YOUR GOAL:
Below are some entries; can you quote all of them exactly?

Records excerpted from a collection:
:::::
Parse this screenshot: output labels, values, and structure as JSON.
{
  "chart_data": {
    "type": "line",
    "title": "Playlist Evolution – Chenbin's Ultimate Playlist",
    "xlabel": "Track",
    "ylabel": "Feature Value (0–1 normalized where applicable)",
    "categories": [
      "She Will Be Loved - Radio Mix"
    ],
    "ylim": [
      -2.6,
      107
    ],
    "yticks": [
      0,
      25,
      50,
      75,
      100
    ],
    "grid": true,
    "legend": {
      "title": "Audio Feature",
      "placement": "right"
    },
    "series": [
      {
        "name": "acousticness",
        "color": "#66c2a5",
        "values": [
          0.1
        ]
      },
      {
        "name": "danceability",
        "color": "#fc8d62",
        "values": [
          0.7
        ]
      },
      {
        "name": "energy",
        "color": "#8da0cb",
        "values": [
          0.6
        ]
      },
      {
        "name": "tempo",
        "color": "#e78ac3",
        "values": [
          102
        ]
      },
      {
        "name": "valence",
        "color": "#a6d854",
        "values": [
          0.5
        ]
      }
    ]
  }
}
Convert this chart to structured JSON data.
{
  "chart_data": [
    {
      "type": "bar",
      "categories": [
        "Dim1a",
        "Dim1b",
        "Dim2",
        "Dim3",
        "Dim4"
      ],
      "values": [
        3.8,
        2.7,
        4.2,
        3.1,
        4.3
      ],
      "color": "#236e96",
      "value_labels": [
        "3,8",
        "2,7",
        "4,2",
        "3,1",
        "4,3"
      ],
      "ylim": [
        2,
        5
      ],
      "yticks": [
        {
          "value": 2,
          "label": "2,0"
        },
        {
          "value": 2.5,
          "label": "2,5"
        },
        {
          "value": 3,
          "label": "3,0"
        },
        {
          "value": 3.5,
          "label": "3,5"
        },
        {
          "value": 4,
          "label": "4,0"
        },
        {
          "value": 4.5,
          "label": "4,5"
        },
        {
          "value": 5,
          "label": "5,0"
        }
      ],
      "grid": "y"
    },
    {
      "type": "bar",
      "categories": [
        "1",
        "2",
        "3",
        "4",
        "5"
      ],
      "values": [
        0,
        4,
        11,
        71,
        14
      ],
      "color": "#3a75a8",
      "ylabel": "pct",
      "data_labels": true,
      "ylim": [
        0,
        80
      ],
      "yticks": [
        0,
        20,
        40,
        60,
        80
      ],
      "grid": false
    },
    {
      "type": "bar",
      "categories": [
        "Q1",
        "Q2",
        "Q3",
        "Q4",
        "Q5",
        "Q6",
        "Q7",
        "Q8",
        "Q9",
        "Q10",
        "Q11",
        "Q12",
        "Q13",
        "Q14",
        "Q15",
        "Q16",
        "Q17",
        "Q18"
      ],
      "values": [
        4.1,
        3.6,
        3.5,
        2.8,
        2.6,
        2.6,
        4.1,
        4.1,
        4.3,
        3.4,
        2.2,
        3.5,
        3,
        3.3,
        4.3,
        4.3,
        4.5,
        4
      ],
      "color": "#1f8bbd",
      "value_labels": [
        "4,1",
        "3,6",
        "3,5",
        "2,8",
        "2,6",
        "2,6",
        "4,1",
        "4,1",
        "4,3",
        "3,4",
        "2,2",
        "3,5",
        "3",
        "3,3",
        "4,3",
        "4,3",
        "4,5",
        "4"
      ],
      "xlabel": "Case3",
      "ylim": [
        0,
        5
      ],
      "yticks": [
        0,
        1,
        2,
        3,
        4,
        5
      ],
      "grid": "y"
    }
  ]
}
:::::
FULL ANSWER:
Parse this screenshot: output labels, values, and structure as JSON.
{
  "chart_data": {
    "type": "line",
    "title": "Playlist Evolution – Chenbin's Ultimate Playlist",
    "xlabel": "Track",
    "ylabel": "Feature Value (0–1 normalized where applicable)",
    "categories": [
      "She Will Be Loved - Radio Mix"
    ],
    "ylim": [
      -2.6,
      107
    ],
    "yticks": [
      0,
      25,
      50,
      75,
      100
    ],
    "grid": true,
    "legend": {
      "title": "Audio Feature",
      "placement": "right"
    },
    "series": [
      {
        "name": "acousticness",
        "color": "#66c2a5",
        "values": [
          0.1
        ]
      },
      {
        "name": "danceability",
        "color": "#fc8d62",
        "values": [
          0.7
        ]
      },
      {
        "name": "energy",
        "color": "#8da0cb",
        "values": [
          0.6
        ]
      },
      {
        "name": "tempo",
        "color": "#e78ac3",
        "values": [
          102
        ]
      },
      {
        "name": "valence",
        "color": "#a6d854",
        "values": [
          0.5
        ]
      }
    ]
  }
}
Convert this chart to structured JSON data.
{
  "chart_data": [
    {
      "type": "bar",
      "categories": [
        "Dim1a",
        "Dim1b",
        "Dim2",
        "Dim3",
        "Dim4"
      ],
      "values": [
        3.8,
        2.7,
        4.2,
        3.1,
        4.3
      ],
      "color": "#236e96",
      "value_labels": [
        "3,8",
        "2,7",
        "4,2",
        "3,1",
        "4,3"
      ],
      "ylim": [
        2,
        5
      ],
      "yticks": [
        {
          "value": 2,
          "label": "2,0"
        },
        {
          "value": 2.5,
          "label": "2,5"
        },
        {
          "value": 3,
          "label": "3,0"
        },
        {
          "value": 3.5,
          "label": "3,5"
        },
        {
          "value": 4,
          "label": "4,0"
        },
        {
          "value": 4.5,
          "label": "4,5"
        },
        {
          "value": 5,
          "label": "5,0"
        }
      ],
      "grid": "y"
    },
    {
      "type": "bar",
      "categories": [
        "1",
        "2",
        "3",
        "4",
        "5"
      ],
      "values": [
        0,
        4,
        11,
        71,
        14
      ],
      "color": "#3a75a8",
      "ylabel": "pct",
      "data_labels": true,
      "ylim": [
        0,
        80
      ],
      "yticks": [
        0,
        20,
        40,
        60,
        80
      ],
      "grid": false
    },
    {
      "type": "bar",
      "categories": [
        "Q1",
        "Q2",
        "Q3",
        "Q4",
        "Q5",
        "Q6",
        "Q7",
        "Q8",
        "Q9",
        "Q10",
        "Q11",
        "Q12",
        "Q13",
        "Q14",
        "Q15",
        "Q16",
        "Q17",
        "Q18"
      ],
      "values": [
        4.1,
        3.6,
        3.5,
        2.8,
        2.6,
        2.6,
        4.1,
        4.1,
        4.3,
        3.4,
        2.2,
        3.5,
        3,
        3.3,
        4.3,
        4.3,
        4.5,
        4
      ],
      "color": "#1f8bbd",
      "value_labels": [
        "4,1",
        "3,6",
        "3,5",
        "2,8",
        "2,6",
        "2,6",
        "4,1",
        "4,1",
        "4,3",
        "3,4",
        "2,2",
        "3,5",
        "3",
        "3,3",
        "4,3",
        "4,3",
        "4,5",
        "4"
      ],
      "xlabel": "Case3",
      "ylim": [
        0,
        5
      ],
      "yticks": [
        0,
        1,
        2,
        3,
        4,
        5
      ],
      "grid": "y"
    }
  ]
}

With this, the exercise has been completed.